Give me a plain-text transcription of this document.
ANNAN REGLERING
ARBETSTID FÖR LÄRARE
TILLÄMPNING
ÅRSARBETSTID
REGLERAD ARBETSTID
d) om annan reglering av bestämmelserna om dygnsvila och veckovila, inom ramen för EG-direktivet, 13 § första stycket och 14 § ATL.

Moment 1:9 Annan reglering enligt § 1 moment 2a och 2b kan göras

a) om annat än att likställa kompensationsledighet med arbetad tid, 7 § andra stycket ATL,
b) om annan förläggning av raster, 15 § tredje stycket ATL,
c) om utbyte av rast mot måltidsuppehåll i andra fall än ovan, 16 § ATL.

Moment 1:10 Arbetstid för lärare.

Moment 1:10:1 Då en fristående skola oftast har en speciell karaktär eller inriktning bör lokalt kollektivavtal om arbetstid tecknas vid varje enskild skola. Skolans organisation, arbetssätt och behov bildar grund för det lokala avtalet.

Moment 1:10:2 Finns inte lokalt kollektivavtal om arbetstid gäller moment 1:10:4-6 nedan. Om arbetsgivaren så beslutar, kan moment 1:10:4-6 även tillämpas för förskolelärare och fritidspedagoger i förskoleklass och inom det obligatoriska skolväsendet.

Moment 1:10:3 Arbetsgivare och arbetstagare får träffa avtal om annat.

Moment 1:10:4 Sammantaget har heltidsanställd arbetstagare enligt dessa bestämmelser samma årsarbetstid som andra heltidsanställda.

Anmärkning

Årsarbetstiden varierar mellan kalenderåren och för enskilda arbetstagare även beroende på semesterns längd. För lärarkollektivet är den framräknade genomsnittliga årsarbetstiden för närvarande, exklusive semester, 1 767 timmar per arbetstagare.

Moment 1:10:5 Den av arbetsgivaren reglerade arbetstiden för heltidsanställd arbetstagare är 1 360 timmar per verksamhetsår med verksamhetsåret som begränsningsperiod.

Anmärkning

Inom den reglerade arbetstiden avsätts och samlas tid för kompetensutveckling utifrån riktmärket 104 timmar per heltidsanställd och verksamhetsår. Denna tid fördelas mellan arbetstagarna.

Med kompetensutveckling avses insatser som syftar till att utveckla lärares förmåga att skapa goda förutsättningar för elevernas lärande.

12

━━━━

Within the lines above, find those holding the word "mellan" and copy them.

Årsarbetstiden varierar mellan kalenderåren och för enskilda arbetstagare även beroende på semesterns längd. För lärarkollektivet är den framräknade genomsnittliga årsarbetstiden för närvarande, exklusive semester, 1 767 timmar per arbetstagare.
Inom den reglerade arbetstiden avsätts och samlas tid för kompetensutveckling utifrån riktmärket 104 timmar per heltidsanställd och verksamhetsår. Denna tid fördelas mellan arbetstagarna.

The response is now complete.